= REQUIREMENTS =
Return nothing but the lines from the line containing "Convert this screenshot" through the last line of the records, reproduced exactly.

= RECORDS SUPPLIED =
[start]
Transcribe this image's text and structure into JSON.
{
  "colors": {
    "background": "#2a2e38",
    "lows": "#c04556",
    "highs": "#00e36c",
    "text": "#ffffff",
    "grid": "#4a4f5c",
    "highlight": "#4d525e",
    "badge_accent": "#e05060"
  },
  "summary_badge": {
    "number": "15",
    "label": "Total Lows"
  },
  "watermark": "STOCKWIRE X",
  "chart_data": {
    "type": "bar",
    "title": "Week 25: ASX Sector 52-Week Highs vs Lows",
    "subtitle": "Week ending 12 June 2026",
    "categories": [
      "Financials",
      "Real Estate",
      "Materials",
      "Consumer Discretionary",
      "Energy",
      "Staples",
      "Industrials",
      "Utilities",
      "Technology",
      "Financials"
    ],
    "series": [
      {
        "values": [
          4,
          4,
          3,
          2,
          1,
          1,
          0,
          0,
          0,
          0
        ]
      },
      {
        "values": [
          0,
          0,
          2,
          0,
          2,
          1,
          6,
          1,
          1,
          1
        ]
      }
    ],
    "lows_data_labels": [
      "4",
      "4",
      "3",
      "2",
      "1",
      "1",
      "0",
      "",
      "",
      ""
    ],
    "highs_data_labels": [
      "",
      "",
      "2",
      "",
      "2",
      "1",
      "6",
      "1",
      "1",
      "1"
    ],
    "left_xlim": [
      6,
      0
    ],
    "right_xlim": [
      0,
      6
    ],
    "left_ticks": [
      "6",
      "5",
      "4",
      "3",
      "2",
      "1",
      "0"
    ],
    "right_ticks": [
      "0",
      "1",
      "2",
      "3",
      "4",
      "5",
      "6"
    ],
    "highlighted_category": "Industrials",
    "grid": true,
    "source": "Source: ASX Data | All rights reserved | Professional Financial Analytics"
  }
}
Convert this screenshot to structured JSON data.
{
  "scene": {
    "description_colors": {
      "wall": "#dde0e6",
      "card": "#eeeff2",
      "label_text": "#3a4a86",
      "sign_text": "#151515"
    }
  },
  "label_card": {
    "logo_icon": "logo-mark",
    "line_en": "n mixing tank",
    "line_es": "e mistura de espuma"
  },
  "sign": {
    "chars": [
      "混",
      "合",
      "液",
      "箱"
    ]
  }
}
[end]
= FINAL RESULT =
Convert this screenshot to structured JSON data.
{
  "scene": {
    "description_colors": {
      "wall": "#dde0e6",
      "card": "#eeeff2",
      "label_text": "#3a4a86",
      "sign_text": "#151515"
    }
  },
  "label_card": {
    "logo_icon": "logo-mark",
    "line_en": "n mixing tank",
    "line_es": "e mistura de espuma"
  },
  "sign": {
    "chars": [
      "混",
      "合",
      "液",
      "箱"
    ]
  }
}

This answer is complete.